• [WRITTEN TASK]: List every line in the listing below that contains the string "Span".

(Collection entries)
===

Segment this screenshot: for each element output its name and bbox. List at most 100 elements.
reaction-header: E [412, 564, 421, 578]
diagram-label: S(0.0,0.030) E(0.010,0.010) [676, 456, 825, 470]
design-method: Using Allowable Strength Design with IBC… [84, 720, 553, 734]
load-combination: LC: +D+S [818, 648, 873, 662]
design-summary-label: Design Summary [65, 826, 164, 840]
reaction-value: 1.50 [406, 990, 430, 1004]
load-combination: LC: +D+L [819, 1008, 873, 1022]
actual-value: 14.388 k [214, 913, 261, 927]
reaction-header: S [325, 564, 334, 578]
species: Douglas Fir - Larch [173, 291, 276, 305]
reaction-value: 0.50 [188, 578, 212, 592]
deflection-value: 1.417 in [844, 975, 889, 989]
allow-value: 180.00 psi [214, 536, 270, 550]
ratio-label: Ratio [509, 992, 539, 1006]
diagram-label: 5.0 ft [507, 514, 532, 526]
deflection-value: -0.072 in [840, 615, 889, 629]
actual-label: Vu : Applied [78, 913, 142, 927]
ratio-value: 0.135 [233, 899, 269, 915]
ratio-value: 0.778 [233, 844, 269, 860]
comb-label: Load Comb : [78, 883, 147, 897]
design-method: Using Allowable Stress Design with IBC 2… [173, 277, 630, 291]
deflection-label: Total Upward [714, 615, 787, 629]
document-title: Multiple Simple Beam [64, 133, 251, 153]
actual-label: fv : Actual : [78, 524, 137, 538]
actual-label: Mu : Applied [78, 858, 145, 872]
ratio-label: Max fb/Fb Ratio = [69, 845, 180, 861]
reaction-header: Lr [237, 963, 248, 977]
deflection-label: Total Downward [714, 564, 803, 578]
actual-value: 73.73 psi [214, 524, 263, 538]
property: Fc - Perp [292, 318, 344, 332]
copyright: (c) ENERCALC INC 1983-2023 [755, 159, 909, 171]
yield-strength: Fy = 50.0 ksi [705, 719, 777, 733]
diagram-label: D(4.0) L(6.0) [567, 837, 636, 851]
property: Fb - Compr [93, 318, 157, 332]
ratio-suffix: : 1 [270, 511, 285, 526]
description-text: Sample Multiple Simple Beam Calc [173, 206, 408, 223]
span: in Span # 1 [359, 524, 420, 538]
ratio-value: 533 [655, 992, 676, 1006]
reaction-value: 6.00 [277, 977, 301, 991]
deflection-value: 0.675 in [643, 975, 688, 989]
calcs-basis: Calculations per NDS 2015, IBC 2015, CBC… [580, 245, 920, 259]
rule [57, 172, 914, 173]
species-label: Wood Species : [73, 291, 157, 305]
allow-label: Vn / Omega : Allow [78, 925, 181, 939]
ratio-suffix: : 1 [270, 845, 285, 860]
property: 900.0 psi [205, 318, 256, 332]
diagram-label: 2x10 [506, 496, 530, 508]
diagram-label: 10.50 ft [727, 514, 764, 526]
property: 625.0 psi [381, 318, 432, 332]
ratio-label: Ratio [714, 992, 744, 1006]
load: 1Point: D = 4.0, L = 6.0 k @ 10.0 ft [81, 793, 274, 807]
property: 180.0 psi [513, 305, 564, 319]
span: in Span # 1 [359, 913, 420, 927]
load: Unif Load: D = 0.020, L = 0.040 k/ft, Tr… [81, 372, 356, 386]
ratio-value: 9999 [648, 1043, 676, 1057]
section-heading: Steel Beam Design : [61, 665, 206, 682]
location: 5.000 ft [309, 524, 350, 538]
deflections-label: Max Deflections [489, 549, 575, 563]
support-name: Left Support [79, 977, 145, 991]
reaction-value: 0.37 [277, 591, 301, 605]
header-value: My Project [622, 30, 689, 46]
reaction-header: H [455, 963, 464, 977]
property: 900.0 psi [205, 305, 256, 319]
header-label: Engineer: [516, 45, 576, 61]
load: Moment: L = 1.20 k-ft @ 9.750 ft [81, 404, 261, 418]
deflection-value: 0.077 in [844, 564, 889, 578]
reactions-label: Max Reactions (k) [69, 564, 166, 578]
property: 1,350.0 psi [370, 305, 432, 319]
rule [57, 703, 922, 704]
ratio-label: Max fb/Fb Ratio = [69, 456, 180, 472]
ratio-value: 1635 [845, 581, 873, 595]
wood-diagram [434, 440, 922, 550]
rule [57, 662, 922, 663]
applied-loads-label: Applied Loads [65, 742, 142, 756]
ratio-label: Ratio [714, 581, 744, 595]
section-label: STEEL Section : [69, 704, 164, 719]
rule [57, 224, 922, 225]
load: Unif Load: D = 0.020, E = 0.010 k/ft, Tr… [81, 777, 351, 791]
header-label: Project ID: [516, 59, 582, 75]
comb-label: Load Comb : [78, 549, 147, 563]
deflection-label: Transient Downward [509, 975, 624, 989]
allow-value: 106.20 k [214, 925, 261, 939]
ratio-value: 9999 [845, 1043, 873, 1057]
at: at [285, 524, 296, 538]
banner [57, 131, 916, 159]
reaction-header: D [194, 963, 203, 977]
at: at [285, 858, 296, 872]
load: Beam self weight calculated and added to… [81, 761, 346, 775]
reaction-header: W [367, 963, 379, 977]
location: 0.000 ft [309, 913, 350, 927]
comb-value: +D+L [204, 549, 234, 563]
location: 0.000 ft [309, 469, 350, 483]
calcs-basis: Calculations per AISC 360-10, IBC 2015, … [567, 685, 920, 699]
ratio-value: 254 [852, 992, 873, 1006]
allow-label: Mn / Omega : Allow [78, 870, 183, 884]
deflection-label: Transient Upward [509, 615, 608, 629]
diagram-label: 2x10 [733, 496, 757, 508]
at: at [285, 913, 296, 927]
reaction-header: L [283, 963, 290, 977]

===

• [WRITTEN ANSWER]:
span: in Span # 1 [359, 524, 420, 538]
span: in Span # 1 [359, 913, 420, 927]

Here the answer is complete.